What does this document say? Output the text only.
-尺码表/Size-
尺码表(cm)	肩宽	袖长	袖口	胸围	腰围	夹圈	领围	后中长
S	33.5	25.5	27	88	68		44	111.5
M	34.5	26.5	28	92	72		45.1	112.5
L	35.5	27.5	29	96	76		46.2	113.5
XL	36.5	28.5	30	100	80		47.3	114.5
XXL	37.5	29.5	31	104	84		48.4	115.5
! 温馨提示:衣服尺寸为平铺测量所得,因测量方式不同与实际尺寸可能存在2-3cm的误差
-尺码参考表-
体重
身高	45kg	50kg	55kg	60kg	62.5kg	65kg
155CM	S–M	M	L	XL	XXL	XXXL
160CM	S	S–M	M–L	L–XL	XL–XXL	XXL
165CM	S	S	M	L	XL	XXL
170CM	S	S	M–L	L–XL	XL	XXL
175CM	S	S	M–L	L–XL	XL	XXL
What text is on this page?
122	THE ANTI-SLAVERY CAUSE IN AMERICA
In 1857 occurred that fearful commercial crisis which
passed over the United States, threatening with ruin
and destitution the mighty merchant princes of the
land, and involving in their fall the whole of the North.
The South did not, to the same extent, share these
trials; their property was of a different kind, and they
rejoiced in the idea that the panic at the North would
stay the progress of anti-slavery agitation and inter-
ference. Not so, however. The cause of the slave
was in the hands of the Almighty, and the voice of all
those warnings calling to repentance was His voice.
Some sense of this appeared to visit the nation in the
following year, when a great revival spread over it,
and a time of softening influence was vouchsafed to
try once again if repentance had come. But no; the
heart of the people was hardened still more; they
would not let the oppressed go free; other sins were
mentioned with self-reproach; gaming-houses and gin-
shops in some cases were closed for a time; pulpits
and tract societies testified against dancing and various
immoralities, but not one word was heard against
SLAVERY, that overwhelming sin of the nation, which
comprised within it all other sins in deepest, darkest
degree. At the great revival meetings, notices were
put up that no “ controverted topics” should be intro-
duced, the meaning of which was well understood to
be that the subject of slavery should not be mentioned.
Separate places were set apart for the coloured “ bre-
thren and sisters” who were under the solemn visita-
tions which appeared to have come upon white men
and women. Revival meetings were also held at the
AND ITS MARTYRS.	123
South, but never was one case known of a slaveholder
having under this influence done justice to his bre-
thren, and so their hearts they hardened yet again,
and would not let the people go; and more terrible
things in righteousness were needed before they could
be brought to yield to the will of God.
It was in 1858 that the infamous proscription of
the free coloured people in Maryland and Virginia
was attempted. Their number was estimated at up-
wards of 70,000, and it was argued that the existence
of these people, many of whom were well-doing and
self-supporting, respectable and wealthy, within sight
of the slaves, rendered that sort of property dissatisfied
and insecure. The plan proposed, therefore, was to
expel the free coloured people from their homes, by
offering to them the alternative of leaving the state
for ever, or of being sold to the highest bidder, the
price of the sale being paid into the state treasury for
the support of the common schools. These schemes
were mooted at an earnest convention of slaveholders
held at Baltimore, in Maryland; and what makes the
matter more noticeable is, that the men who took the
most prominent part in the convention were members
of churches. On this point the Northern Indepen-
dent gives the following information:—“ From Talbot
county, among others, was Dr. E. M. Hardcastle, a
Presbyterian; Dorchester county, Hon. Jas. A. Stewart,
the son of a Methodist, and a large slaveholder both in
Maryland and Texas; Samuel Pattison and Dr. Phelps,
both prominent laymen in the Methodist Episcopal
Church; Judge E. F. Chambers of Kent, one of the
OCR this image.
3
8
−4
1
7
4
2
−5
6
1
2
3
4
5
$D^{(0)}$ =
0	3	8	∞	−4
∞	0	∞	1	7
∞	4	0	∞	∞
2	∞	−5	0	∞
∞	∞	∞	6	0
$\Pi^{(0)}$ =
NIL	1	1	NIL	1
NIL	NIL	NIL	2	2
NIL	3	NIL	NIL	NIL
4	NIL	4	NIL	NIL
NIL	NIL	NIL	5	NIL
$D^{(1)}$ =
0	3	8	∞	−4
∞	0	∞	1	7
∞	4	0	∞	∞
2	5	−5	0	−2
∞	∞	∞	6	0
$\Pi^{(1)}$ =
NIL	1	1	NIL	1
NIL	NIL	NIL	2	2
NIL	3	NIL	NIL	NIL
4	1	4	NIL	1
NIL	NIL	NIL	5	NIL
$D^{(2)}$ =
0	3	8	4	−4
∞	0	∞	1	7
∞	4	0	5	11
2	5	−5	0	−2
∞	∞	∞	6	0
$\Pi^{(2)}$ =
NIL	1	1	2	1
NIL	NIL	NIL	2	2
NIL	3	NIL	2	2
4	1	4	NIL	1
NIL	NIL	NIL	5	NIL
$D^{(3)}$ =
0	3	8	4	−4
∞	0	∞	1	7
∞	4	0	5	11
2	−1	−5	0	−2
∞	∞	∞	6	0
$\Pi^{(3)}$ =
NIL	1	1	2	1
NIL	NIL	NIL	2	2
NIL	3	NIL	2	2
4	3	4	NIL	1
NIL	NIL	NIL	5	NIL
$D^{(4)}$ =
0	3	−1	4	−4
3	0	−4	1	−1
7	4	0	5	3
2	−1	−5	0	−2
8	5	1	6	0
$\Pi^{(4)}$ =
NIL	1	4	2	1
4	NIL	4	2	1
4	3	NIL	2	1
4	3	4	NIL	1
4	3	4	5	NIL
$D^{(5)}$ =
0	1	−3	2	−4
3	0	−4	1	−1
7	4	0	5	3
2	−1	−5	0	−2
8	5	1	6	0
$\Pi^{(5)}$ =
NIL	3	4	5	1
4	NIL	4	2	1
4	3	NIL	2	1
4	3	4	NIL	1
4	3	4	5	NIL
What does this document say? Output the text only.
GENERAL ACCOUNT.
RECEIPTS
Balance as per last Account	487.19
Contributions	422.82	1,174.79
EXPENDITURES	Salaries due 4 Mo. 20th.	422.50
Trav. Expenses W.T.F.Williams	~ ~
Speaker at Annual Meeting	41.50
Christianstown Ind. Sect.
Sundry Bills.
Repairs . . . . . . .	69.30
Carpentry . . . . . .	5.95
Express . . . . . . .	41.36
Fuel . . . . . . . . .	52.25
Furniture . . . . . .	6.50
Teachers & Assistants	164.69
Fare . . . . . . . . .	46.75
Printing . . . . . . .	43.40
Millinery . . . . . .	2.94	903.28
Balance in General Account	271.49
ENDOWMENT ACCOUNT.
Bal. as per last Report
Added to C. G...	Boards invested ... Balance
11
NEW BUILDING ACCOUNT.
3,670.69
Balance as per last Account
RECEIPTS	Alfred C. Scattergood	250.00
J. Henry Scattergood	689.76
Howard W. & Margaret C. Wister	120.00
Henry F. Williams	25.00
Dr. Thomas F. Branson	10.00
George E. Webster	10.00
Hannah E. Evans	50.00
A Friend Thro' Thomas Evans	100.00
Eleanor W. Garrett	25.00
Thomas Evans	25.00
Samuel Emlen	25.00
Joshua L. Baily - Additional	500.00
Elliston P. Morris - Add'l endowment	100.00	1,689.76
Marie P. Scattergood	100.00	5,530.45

____

EXERCISE OBJECTIVE: Find the word "South" in the entries above and gather every line that holds it.

THE RESULT:
The South did not, to the same extent, share these
South, but never was one case known of a slaveholder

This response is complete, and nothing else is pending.